Stated task 1: In the passage on fashion history, which city was Ziryab's native home?
Stated task 2: Reproduce the passage on fashion history word for word, starting at "Changes in costume" and ending at "the Far East.".

Quoted text:
* START *
Early Western travelers, whether
to Persia, Turkey, India, or China frequently remark on the absence of
changes in fashion there, and observers from these other cultures comment on
the unseemly pace of Western fashion, which many felt suggested an instability
and lack of order in Western culture. The Japanese Shogun's secretary boasted (not
completely accurately) to a Spanish visitor in 1609 that Japanese clothing had not changed in over a thousand
years. However in Ming China, for example, there is
considerable evidence for rapidly changing fashions in Chinese clothing.
Changes in costume often took place at
times of economic or social change (such as in ancient Rome and the medieval Caliphate), but then a long period
without major changes followed. This occurred in Moorish Spain from the 8th century, when the famous
musician Ziryab introduced sophisticated clothing-styles based on seasonal and
daily fashion from his native Baghdad and his own inspiration to Córdoba in Al-Andalus. Similar changes in fashion occurred in
the Middle East from the 11th century, following the arrival of the Turks, who introduced clothing styles
from Central Asia and the Far East.
* END *
Source material:
* START *
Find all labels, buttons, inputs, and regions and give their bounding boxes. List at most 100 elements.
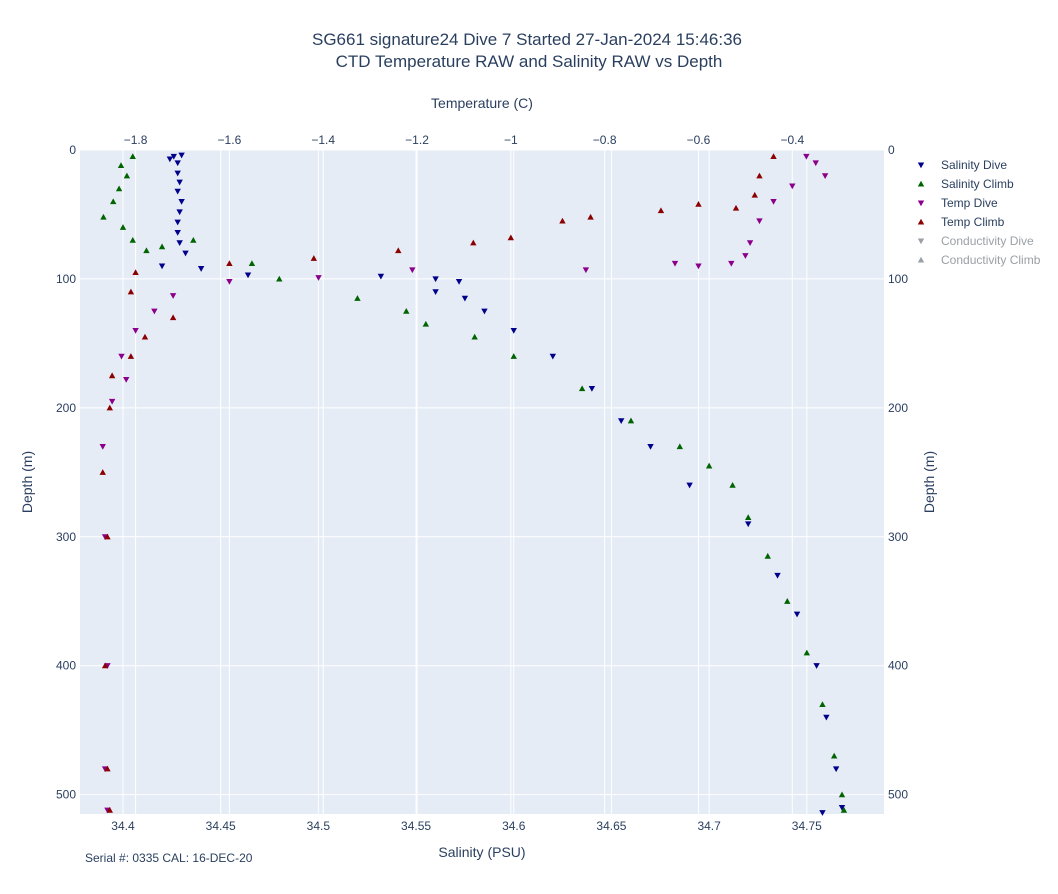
* END *
Task solution 1: Baghdad

Task solution 2:
Changes in costume often took place at
times of economic or social change (such as in ancient Rome and the medieval Caliphate), but then a long period
without major changes followed. This occurred in Moorish Spain from the 8th century, when the famous
musician Ziryab introduced sophisticated clothing-styles based on seasonal and
daily fashion from his native Baghdad and his own inspiration to Córdoba in Al-Andalus. Similar changes in fashion occurred in
the Middle East from the 11th century, following the arrival of the Turks, who introduced clothing styles
from Central Asia and the Far East.